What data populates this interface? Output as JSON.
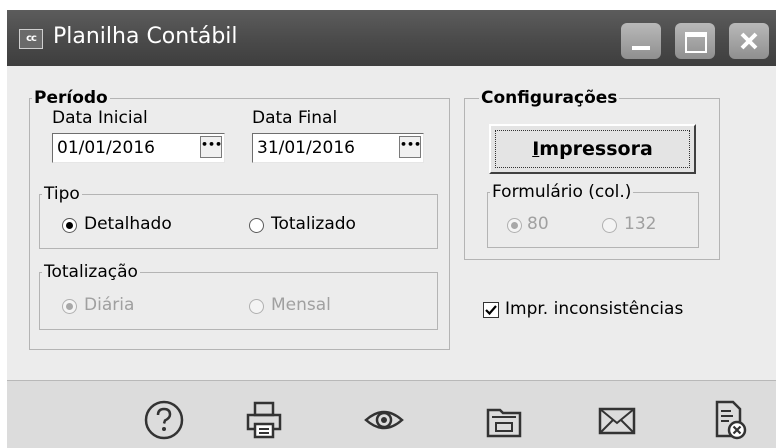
{
  "window": {
    "icon_text": "cc",
    "title": "Planilha Contábil"
  },
  "periodo": {
    "legend": "Período",
    "data_inicial": {
      "label": "Data Inicial",
      "value": "01/01/2016"
    },
    "data_final": {
      "label": "Data Final",
      "value": "31/01/2016"
    },
    "dots": "•••"
  },
  "tipo": {
    "legend": "Tipo",
    "options": [
      {
        "label": "Detalhado",
        "checked": true
      },
      {
        "label": "Totalizado",
        "checked": false
      }
    ]
  },
  "totalizacao": {
    "legend": "Totalização",
    "options": [
      {
        "label": "Diária",
        "checked": true,
        "disabled": true
      },
      {
        "label": "Mensal",
        "checked": false,
        "disabled": true
      }
    ]
  },
  "configuracoes": {
    "legend": "Configurações",
    "impressora_first": "I",
    "impressora_rest": "mpressora",
    "formulario": {
      "legend": "Formulário (col.)",
      "options": [
        {
          "label": "80",
          "checked": true,
          "disabled": true
        },
        {
          "label": "132",
          "checked": false,
          "disabled": true
        }
      ]
    }
  },
  "impr_inconsistencias": {
    "label": "Impr. inconsistências",
    "checked": true
  },
  "toolbar_icons": [
    "help-icon",
    "printer-icon",
    "preview-eye-icon",
    "folder-icon",
    "email-icon",
    "close-document-icon"
  ]
}
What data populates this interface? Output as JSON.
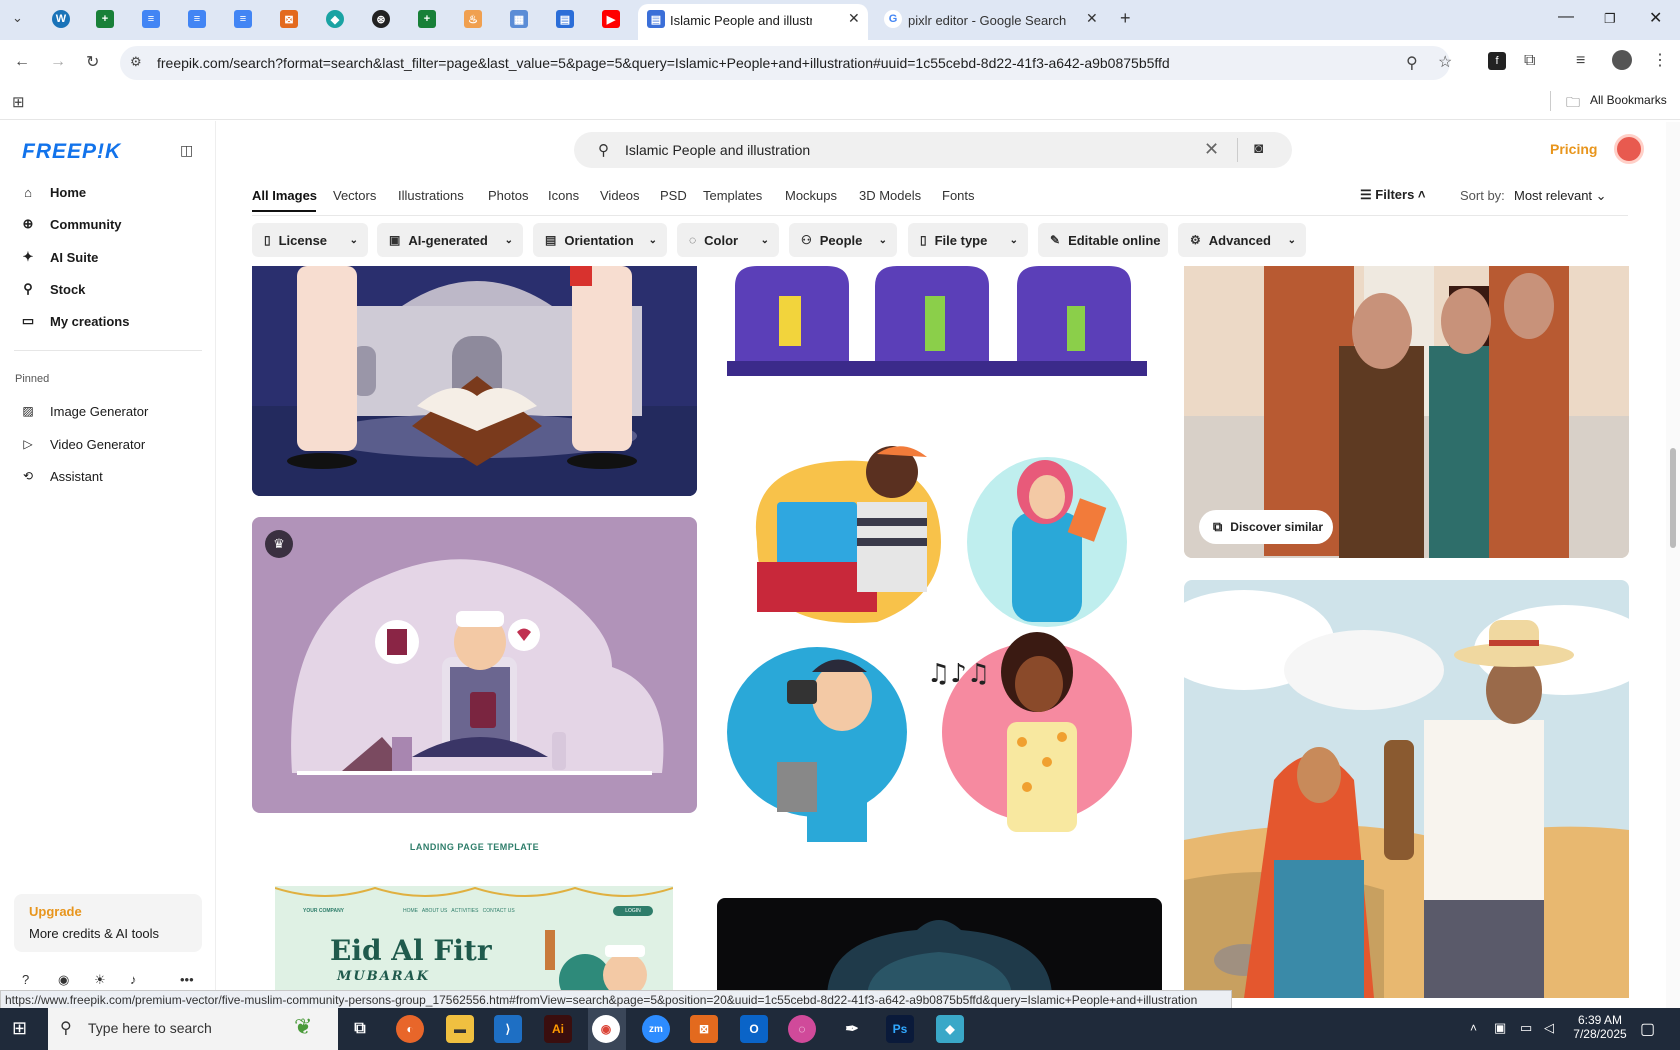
· · ·
Return each line of the listing that holds the string "false".

RESULT
        "checked": false
        "checked": false,
          "checked": false,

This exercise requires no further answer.